Quiso la vida que al cumplirse 25 años de la fundación de la Comisión Nacional de los Derechos Humanos le tocara a Luis Raúl González Pérez pronunciar el discurso para celebrar a una de las instituciones más importantes de la democracia mexicana.

Pero en la historia las casualidades tienen una explicación profunda. González Pérez fue uno de los colaboradores más destacados del fundador de la CNDH, el doctor Jorge Carpizo.

Ambos provienen de una corriente comprometida con el valor de la legalidad y la defensa de los derechos fundamentales.

En los años noventa los derechos humanos eran vistos, en algunos círculos, como una excentricidad, un lujo de naciones en desarrollo, y no una necesidad de la gobernabilidad.

Es probable que uno de los legados más acabados del doctor Carpizo sea pedagógico, al dotar a la sociedad del conocimiento suficiente para exigir seguridad sin cometer atropellos.

González Pérez conoce la institución que preside como pocos. Muchos de los momentos más relevantes de su carrera ocurrieron ahí y desde distintas posiciones.

--- Material extraído ---

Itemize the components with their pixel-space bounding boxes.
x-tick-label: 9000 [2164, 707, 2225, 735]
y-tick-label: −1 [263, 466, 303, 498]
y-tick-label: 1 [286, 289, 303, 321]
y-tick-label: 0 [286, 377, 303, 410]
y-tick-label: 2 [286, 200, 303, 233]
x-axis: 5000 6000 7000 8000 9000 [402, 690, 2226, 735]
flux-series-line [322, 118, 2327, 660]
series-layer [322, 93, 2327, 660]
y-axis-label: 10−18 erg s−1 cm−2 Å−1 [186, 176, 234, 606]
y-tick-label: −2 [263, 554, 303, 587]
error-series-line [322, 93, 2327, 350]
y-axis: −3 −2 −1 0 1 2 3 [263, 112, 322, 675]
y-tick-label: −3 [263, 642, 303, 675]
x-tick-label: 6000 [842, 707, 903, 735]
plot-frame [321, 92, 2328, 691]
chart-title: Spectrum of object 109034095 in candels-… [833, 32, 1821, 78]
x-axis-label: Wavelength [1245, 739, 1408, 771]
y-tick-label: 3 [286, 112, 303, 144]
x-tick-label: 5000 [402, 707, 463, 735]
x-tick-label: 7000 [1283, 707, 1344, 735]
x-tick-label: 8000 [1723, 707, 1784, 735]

--- Instrucciones ---
[A] Según el fragmento sobre la CNDH, ¿por qué no fue una simple casualidad que González Pérez pronunciara el discurso del 25 aniversario? Responde en una a tres oraciones.
[B] Prolonga el fragmento sobre la CNDH a partir de su última oración.
Los datos no tienen ningún papel en esto.

--- Respuestas esperadas ---
[A] No fue una simple casualidad porque González Pérez fue uno de los colaboradores más destacados de Jorge Carpizo, fundador de la CNDH. Además, ambos provienen de una corriente comprometida con el valor de la legalidad y la defensa de los derechos fundamentales.

[B]
Tiene el pulso de los cambios ocurridos en las últimas décadas, del paso de las emergencias por el delito de tortura, al desafío que la irrupción de los criminales genera en las áreas de seguridad en todo el país.

Sin embrago, no hay reposo: la construcción de una sociedad de derechos es de obstáculos y de relevos.

En 1990 se tuvieron que enfrentar enormes resistencias, las que provenían de poderes que se negaban a ser supervisados.

El doctor Carpizo marcó a la CNDH por su enorme compromiso y valentía y porque a la vez supo conformar un equipo que lo acompañó en una aventura audaz y en ese momento de inciertas consecuencias.

Allí estaba González Pérez desde que las oficinas se encontraban en una pequeña casa y dependían de la Secretaría de Gobernación, hasta ahora, donde los deberes constitucionales y la autonomía han dotado a la CNDH de una gran responsabilidad.

Le toca al actual ombudsman una ruta también cargada de retos. Lo está haciendo bien porque cuenta con la formación adecuada y porque tiene un indeclinable compromiso.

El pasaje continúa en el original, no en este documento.